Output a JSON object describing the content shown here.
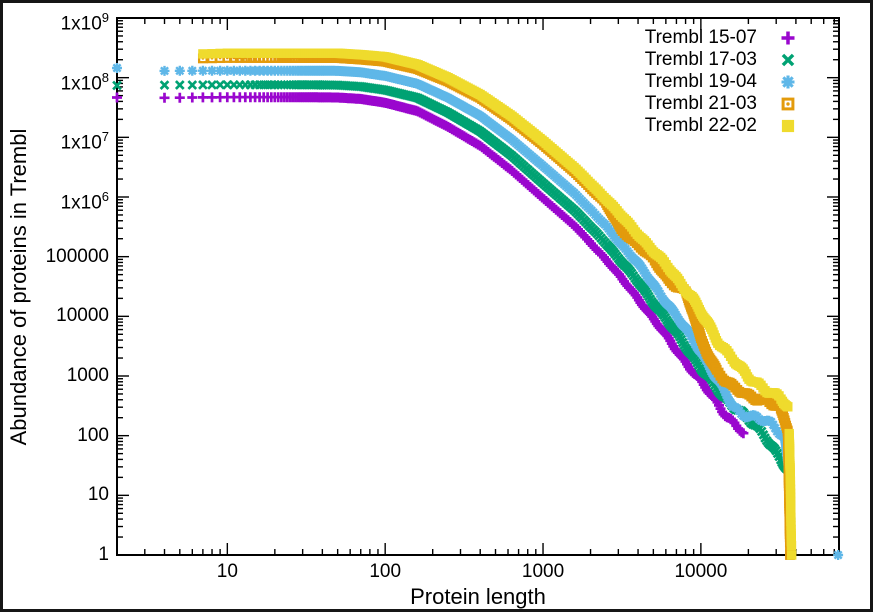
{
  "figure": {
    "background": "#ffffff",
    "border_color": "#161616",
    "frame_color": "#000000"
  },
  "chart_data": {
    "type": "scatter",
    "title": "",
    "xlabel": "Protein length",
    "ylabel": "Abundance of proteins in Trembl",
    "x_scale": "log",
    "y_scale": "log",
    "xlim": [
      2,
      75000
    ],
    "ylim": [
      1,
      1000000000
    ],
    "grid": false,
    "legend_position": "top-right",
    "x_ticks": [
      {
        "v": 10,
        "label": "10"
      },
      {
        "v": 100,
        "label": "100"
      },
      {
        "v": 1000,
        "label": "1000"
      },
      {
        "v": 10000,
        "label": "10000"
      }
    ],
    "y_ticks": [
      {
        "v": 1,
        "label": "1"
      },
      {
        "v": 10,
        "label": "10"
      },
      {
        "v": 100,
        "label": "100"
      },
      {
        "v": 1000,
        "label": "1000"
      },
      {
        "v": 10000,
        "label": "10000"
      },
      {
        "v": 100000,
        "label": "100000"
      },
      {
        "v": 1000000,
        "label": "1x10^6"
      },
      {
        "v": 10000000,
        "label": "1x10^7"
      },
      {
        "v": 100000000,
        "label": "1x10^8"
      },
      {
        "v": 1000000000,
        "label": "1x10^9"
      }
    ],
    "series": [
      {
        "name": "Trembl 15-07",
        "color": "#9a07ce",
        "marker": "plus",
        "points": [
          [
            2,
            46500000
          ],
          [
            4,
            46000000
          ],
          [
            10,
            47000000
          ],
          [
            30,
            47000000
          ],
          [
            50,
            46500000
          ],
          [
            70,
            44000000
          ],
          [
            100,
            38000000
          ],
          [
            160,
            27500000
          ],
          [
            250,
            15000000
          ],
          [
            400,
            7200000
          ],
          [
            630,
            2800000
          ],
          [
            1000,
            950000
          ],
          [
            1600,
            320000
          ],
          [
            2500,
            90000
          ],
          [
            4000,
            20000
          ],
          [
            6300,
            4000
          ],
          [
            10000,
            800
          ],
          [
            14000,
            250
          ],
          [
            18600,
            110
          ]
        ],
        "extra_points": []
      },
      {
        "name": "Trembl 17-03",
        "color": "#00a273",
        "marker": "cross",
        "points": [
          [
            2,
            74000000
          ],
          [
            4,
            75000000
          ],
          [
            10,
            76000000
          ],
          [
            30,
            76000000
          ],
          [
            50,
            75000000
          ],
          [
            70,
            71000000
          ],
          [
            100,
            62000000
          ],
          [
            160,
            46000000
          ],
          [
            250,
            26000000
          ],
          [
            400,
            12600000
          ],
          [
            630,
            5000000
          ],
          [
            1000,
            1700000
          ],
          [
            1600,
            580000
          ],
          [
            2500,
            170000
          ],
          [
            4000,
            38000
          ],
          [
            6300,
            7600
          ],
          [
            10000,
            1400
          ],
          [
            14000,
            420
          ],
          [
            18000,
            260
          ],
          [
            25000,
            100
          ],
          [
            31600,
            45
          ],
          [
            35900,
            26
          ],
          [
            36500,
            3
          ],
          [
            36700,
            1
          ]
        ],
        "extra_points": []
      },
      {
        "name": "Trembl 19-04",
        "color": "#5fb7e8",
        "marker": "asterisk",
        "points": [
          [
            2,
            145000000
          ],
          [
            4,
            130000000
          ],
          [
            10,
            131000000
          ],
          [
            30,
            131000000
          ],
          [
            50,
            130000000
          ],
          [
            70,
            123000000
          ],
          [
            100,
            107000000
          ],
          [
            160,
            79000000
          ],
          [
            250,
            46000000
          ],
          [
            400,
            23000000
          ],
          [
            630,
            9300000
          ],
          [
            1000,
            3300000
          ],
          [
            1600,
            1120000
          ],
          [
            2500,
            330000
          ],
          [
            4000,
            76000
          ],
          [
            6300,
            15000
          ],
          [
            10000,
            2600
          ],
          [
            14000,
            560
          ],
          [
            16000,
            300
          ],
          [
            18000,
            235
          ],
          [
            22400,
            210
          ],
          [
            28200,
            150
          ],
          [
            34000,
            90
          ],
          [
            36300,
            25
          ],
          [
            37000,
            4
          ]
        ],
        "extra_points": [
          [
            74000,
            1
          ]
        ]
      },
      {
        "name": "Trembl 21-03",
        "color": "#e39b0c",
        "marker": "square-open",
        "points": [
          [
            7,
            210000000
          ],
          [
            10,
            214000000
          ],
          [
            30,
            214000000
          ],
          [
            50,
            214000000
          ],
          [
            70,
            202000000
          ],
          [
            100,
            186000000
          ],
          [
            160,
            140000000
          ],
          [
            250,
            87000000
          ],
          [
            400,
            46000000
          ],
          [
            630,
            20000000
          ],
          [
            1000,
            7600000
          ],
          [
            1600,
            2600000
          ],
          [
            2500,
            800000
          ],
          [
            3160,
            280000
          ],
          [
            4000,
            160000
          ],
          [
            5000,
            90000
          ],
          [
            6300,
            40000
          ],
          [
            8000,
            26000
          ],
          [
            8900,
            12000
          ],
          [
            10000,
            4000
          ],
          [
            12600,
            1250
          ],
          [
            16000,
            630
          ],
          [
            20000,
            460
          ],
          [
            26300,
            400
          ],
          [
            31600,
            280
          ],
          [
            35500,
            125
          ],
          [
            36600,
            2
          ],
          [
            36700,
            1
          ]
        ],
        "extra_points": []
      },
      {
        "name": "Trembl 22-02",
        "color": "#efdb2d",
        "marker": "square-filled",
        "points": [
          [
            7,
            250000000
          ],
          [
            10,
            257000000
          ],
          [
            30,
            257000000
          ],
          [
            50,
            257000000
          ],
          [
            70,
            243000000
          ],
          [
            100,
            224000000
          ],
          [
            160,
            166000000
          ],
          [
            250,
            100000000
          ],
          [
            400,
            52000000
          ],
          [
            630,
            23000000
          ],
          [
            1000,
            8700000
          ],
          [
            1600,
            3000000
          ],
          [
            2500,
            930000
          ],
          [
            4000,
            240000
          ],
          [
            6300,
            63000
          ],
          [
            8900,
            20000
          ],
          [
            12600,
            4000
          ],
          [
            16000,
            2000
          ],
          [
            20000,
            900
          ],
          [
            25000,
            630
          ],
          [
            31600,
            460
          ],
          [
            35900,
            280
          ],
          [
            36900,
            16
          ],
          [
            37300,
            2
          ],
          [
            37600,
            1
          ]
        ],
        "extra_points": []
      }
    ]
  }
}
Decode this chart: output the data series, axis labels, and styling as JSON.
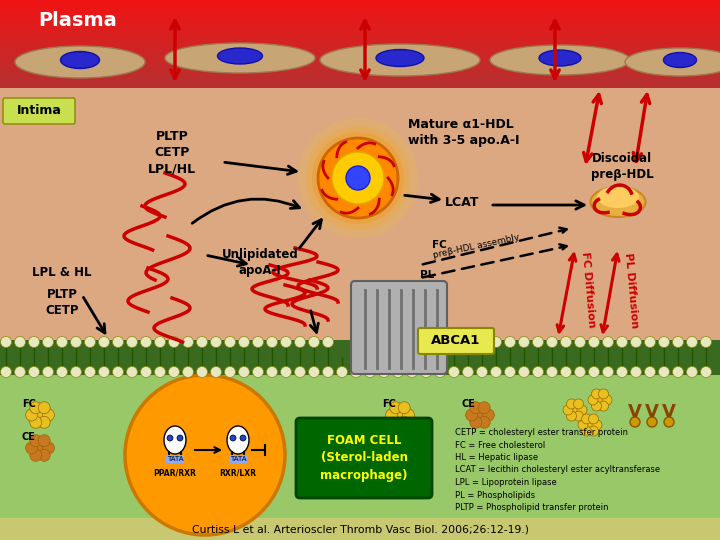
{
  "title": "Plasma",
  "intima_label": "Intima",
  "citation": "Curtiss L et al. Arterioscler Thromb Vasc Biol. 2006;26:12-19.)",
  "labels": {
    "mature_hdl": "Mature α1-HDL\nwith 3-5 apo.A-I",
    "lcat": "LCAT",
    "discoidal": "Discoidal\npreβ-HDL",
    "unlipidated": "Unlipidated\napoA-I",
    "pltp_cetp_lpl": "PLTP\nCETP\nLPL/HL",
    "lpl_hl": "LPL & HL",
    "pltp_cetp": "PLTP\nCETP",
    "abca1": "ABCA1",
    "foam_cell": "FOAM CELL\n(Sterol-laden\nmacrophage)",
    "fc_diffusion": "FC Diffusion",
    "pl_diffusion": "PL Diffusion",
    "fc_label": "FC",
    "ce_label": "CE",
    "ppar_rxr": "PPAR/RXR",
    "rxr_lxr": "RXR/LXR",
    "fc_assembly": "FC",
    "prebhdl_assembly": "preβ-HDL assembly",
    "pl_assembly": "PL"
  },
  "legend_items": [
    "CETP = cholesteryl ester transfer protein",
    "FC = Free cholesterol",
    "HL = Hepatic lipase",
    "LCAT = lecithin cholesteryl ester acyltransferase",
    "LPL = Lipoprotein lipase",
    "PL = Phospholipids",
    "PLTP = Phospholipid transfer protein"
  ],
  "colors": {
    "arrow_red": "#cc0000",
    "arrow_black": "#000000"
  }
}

§

▶ _Task directions_: If a line in the records above holds the string "series", copy it out.

▶ _Task answer_:
    "series": [
Decode this chart: output the data series, axis labels, and styling as JSON.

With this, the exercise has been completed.